_Stated problem_.
In the material below, find each line holding the string "tiens" and copy it.

_Material_.
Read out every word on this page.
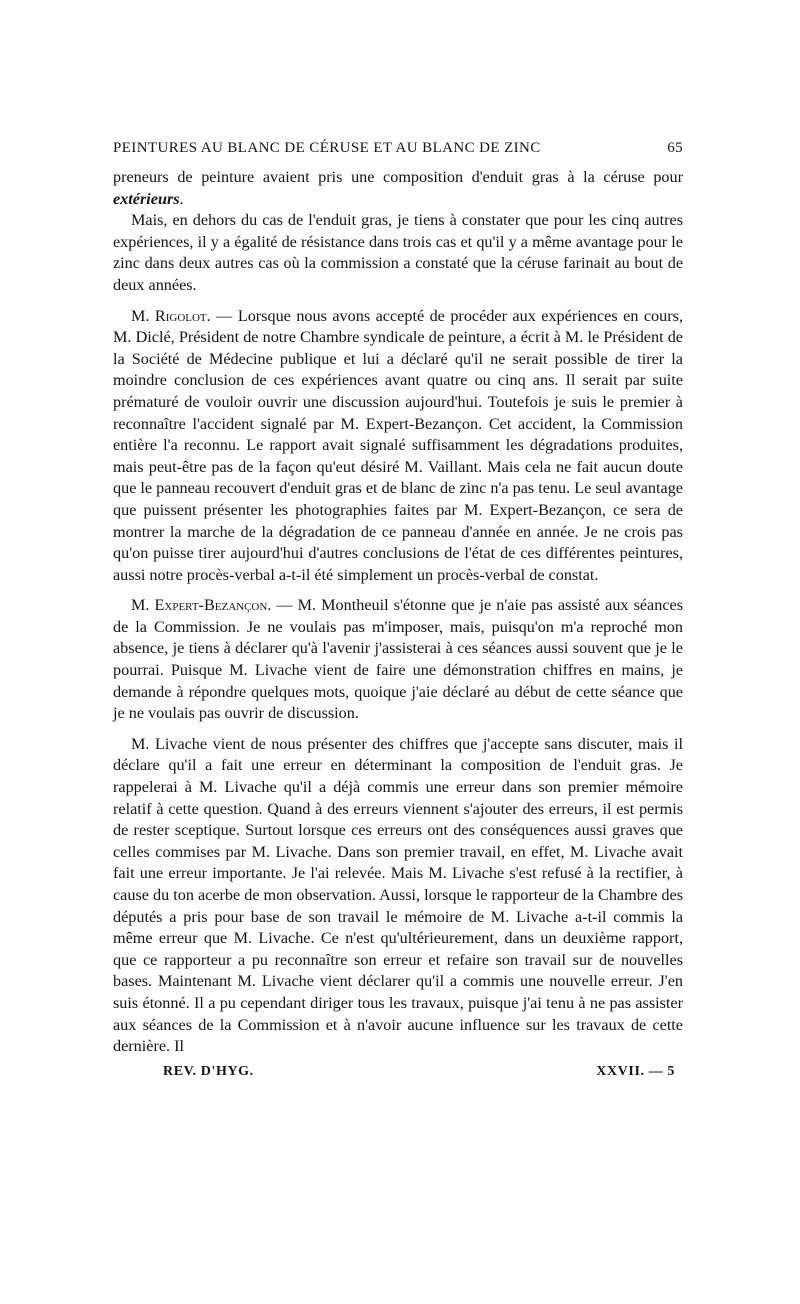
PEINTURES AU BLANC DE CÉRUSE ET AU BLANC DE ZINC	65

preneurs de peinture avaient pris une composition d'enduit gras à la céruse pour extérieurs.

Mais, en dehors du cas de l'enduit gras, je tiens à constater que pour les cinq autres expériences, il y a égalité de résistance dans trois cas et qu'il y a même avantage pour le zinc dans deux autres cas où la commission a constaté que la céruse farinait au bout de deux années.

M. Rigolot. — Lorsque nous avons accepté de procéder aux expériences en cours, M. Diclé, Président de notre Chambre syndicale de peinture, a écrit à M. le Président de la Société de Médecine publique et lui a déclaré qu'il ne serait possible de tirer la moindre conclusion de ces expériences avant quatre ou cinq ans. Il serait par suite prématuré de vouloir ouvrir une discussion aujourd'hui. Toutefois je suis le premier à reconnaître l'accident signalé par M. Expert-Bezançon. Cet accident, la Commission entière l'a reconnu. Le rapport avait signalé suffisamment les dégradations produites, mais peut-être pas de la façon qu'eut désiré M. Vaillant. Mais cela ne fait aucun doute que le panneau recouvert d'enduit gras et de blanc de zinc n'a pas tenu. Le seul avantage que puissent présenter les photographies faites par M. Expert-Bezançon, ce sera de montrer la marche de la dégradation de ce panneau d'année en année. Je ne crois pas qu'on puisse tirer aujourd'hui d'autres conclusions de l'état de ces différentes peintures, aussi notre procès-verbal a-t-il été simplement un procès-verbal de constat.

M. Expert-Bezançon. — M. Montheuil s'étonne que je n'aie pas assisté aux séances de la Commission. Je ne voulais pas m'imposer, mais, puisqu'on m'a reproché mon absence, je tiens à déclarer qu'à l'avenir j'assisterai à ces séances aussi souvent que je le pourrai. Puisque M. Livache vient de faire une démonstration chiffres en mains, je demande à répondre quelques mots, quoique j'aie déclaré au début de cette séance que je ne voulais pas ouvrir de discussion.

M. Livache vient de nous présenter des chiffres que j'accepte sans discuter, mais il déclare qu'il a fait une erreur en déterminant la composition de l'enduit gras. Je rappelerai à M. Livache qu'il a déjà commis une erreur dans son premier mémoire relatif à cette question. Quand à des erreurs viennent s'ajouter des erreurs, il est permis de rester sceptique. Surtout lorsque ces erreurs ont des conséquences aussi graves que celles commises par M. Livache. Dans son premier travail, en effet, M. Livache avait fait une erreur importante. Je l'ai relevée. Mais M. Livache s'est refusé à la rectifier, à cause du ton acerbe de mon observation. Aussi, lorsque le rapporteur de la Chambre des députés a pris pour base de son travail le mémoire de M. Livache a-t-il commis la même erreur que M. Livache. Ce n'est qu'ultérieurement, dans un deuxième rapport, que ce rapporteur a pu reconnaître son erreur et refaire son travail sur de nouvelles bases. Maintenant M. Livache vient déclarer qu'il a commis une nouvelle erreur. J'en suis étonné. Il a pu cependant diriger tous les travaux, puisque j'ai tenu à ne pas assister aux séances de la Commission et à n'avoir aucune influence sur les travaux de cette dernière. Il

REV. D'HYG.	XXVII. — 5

---

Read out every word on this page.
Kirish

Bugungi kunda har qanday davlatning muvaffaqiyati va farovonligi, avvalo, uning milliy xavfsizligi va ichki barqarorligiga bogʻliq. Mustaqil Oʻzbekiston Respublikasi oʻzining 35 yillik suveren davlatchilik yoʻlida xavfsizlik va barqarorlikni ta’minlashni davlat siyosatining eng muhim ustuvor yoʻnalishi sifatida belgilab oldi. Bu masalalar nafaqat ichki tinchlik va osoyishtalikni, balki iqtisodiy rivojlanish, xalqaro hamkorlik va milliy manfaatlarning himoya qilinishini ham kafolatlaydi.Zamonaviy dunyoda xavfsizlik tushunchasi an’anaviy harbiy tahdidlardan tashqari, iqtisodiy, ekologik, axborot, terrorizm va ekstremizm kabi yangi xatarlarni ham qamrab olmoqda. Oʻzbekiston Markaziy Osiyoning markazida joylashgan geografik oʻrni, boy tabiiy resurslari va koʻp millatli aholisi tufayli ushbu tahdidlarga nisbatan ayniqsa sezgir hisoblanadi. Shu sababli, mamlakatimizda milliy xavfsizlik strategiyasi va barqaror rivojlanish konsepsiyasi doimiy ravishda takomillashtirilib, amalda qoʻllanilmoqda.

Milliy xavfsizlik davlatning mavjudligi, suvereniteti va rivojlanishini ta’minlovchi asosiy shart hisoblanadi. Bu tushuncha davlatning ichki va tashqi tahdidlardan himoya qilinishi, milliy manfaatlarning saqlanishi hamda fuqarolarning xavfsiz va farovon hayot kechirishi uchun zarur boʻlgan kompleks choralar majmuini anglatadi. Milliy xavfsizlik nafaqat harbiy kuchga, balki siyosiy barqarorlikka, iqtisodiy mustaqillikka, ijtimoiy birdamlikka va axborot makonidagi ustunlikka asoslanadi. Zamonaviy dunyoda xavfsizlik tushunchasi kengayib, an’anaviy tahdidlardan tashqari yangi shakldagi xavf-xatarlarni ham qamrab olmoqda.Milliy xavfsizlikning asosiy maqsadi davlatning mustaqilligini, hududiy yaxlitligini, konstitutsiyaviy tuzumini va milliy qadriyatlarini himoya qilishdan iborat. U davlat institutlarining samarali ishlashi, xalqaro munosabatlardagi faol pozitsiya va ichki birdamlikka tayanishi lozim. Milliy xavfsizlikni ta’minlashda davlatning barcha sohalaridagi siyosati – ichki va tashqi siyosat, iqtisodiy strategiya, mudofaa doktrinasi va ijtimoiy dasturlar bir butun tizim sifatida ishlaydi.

---

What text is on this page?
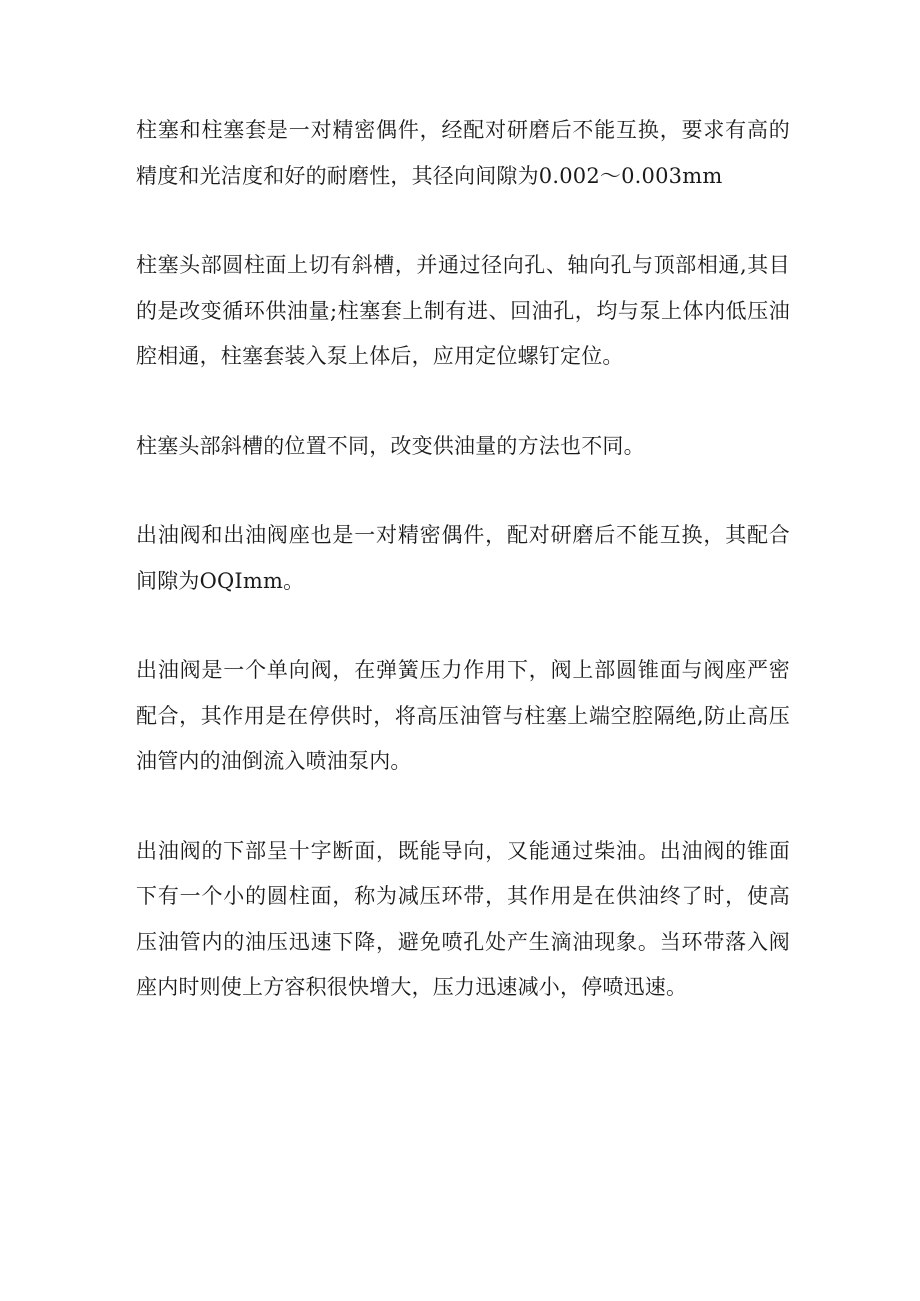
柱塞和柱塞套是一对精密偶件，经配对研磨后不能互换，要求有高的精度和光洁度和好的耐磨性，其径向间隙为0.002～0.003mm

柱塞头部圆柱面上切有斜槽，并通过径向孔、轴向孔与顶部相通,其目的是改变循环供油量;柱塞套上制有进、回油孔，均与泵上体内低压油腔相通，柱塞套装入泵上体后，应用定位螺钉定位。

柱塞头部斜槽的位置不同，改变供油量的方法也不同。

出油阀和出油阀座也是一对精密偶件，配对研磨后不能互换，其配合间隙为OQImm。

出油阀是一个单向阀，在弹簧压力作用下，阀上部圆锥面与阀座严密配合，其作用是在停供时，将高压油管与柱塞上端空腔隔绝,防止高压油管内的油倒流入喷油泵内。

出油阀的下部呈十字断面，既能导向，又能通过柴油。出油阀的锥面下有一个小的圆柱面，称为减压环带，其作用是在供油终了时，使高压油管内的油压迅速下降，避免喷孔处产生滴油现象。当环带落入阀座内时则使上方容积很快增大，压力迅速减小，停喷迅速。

_The solution_.
Mais, en dehors du cas de l'enduit gras, je tiens à constater que pour les cinq autres expériences, il y a égalité de résistance dans trois cas et qu'il y a même avantage pour le zinc dans deux autres cas où la commission a constaté que la céruse farinait au bout de deux années.
M. Expert-Bezançon. — M. Montheuil s'étonne que je n'aie pas assisté aux séances de la Commission. Je ne voulais pas m'imposer, mais, puisqu'on m'a reproché mon absence, je tiens à déclarer qu'à l'avenir j'assisterai à ces séances aussi souvent que je le pourrai. Puisque M. Livache vient de faire une démonstration chiffres en mains, je demande à répondre quelques mots, quoique j'aie déclaré au début de cette séance que je ne voulais pas ouvrir de discussion.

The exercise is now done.